◆ INSTRUCTIONS TO FOLLOW ◆
Check each line of the material below, and copy it if it holds the string "ishqorli".

◆ SUPPLIED INFORMATION ◆
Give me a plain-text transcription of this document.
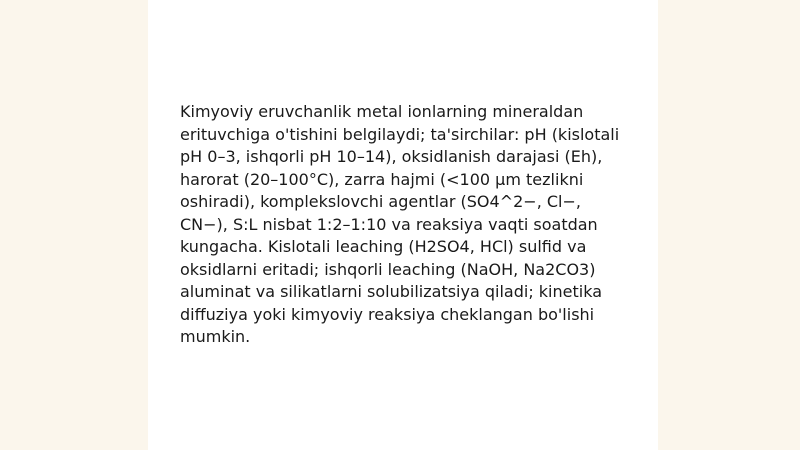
Kimyoviy eruvchanlik metal ionlarning mineraldan
erituvchiga o'tishini belgilaydi; ta'sirchilar: pH (kislotali
pH 0–3, ishqorli pH 10–14), oksidlanish darajasi (Eh),
harorat (20–100°C), zarra hajmi (<100 µm tezlikni
oshiradi), komplekslovchi agentlar (SO4^2−, Cl−,
CN−), S:L nisbat 1:2–1:10 va reaksiya vaqti soatdan
kungacha. Kislotali leaching (H2SO4, HCl) sulfid va
oksidlarni eritadi; ishqorli leaching (NaOH, Na2CO3)
aluminat va silikatlarni solubilizatsiya qiladi; kinetika
diffuziya yoki kimyoviy reaksiya cheklangan bo'lishi
mumkin.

◆ RESULT FOR THIS TASK ◆
pH 0–3, ishqorli pH 10–14), oksidlanish darajasi (Eh),
oksidlarni eritadi; ishqorli leaching (NaOH, Na2CO3)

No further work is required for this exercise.